— start of Data section —
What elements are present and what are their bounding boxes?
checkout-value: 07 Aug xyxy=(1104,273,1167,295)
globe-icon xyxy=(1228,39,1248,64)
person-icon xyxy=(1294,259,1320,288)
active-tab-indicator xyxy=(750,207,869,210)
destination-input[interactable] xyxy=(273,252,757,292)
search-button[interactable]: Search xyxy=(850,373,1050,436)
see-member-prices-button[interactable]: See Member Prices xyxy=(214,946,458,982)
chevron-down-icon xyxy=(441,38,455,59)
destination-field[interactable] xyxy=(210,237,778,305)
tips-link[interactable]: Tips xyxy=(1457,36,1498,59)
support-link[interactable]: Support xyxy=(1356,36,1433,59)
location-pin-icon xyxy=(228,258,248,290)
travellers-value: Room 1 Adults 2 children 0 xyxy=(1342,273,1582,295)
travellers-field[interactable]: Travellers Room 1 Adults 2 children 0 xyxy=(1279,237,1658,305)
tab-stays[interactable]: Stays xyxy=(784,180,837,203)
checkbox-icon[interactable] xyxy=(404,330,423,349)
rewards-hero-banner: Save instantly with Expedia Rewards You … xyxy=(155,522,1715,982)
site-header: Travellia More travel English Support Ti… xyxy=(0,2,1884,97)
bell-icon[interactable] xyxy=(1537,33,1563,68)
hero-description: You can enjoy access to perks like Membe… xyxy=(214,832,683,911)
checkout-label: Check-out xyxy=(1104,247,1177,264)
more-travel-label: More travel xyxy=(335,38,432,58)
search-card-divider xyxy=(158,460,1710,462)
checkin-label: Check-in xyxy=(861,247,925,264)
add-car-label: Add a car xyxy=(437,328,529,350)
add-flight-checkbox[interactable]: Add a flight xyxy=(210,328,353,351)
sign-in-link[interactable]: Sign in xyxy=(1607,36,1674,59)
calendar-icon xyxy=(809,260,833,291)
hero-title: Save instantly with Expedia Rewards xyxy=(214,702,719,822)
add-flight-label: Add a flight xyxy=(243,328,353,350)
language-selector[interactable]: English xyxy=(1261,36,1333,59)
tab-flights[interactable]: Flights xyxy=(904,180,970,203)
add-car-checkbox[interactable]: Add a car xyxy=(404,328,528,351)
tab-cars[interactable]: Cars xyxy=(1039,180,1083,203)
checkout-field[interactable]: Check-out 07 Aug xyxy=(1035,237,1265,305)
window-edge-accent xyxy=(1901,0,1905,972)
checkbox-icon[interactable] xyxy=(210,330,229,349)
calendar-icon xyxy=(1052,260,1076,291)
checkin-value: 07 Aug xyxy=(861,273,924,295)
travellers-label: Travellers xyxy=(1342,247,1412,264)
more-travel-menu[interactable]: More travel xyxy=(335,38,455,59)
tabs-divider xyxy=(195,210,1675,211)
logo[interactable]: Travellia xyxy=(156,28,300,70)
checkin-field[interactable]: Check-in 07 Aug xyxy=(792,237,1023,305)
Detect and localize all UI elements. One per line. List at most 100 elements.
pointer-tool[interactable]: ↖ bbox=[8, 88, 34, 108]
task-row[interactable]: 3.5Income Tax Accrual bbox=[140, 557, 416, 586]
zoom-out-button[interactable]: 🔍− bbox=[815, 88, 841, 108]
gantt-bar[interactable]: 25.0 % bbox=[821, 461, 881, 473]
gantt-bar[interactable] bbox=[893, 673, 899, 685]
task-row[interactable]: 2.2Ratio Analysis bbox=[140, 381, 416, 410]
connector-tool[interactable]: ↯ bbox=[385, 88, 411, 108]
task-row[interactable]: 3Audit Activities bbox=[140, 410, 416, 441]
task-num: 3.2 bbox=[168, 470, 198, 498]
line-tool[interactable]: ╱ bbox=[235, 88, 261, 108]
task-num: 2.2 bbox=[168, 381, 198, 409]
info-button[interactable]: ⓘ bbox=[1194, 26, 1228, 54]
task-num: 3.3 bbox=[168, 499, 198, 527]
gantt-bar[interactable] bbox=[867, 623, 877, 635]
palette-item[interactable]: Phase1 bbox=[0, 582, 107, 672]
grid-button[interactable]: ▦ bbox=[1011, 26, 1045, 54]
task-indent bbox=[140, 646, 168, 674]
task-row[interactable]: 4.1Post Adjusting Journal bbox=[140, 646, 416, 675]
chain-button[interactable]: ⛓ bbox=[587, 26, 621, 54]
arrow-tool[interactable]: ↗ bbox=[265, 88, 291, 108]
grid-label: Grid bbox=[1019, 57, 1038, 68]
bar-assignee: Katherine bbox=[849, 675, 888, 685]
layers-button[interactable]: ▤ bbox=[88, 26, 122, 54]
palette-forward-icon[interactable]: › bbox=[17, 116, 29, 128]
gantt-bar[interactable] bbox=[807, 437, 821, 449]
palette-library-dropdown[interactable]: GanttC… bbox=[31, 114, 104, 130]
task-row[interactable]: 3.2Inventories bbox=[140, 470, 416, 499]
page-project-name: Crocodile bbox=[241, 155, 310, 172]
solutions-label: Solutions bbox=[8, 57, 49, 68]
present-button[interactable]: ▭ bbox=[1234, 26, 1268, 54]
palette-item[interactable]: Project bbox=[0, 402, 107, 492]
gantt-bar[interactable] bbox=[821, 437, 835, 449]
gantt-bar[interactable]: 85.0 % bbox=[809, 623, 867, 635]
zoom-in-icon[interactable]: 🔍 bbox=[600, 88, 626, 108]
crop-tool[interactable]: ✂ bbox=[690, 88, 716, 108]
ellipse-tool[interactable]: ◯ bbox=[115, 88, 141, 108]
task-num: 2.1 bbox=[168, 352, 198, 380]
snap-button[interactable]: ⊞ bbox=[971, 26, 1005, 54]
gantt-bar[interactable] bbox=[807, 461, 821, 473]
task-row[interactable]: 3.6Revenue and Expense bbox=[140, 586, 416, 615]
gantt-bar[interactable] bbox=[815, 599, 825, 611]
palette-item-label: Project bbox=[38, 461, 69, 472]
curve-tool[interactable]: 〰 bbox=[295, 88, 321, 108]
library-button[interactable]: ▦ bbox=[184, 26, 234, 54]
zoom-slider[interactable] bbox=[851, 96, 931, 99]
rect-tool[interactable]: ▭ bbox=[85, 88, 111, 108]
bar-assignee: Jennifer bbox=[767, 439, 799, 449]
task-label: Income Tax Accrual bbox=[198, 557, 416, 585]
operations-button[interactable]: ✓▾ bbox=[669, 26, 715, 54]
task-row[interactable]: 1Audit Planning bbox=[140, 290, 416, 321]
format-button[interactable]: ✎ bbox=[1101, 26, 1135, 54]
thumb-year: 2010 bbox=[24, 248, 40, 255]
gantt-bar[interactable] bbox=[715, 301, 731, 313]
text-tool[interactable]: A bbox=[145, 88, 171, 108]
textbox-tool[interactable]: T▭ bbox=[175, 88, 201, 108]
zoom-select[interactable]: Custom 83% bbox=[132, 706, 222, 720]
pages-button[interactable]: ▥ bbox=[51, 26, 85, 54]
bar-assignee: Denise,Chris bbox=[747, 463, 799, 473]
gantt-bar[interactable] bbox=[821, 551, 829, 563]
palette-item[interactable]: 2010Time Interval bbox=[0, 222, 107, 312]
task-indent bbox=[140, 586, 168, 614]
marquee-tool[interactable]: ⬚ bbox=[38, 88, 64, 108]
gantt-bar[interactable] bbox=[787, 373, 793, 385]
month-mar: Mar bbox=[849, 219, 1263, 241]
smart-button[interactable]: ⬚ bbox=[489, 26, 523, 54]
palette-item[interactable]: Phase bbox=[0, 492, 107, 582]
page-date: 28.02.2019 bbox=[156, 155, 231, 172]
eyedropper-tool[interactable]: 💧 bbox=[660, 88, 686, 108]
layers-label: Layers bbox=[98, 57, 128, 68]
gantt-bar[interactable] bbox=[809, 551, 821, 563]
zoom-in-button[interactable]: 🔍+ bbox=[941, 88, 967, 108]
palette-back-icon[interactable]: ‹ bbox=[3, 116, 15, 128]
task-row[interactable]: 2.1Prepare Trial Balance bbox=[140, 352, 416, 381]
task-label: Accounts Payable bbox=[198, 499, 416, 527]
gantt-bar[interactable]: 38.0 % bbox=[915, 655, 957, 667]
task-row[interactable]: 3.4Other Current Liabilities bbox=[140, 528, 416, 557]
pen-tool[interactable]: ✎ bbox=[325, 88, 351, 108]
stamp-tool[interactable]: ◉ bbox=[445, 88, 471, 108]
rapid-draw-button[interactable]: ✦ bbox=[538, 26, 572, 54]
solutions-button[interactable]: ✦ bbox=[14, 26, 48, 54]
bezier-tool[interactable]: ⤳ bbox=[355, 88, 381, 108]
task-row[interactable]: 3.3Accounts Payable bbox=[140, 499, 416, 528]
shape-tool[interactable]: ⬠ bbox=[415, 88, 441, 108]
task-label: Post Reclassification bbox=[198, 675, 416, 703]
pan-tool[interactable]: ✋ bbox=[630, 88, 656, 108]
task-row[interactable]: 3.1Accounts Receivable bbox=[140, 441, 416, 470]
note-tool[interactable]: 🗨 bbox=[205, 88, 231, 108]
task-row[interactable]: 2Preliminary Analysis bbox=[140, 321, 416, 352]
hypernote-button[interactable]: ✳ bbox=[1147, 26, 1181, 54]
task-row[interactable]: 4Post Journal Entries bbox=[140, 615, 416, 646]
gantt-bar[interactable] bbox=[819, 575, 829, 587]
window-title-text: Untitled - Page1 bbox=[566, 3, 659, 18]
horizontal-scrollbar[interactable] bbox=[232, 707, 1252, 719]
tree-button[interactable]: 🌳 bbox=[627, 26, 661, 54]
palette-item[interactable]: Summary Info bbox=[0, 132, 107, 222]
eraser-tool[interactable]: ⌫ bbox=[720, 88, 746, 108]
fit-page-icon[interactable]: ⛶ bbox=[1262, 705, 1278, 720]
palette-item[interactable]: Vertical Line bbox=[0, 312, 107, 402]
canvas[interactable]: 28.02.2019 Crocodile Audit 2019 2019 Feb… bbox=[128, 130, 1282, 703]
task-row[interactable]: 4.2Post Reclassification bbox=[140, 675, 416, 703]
— end of Data section —
**Short exercise:** Revise everything from the start of the entries down to the line containing "support-link[interactable]: Support xyxy=(1356,36,1433,59)", putting "clickable" in place of "interactable" and leaving all else unchanged.

**Output below:**
What elements are present and what are their bounding boxes?
checkout-value: 07 Aug xyxy=(1104,273,1167,295)
globe-icon xyxy=(1228,39,1248,64)
person-icon xyxy=(1294,259,1320,288)
active-tab-indicator xyxy=(750,207,869,210)
destination-input[clickable] xyxy=(273,252,757,292)
search-button[clickable]: Search xyxy=(850,373,1050,436)
see-member-prices-button[clickable]: See Member Prices xyxy=(214,946,458,982)
chevron-down-icon xyxy=(441,38,455,59)
destination-field[clickable] xyxy=(210,237,778,305)
tips-link[clickable]: Tips xyxy=(1457,36,1498,59)
support-link[clickable]: Support xyxy=(1356,36,1433,59)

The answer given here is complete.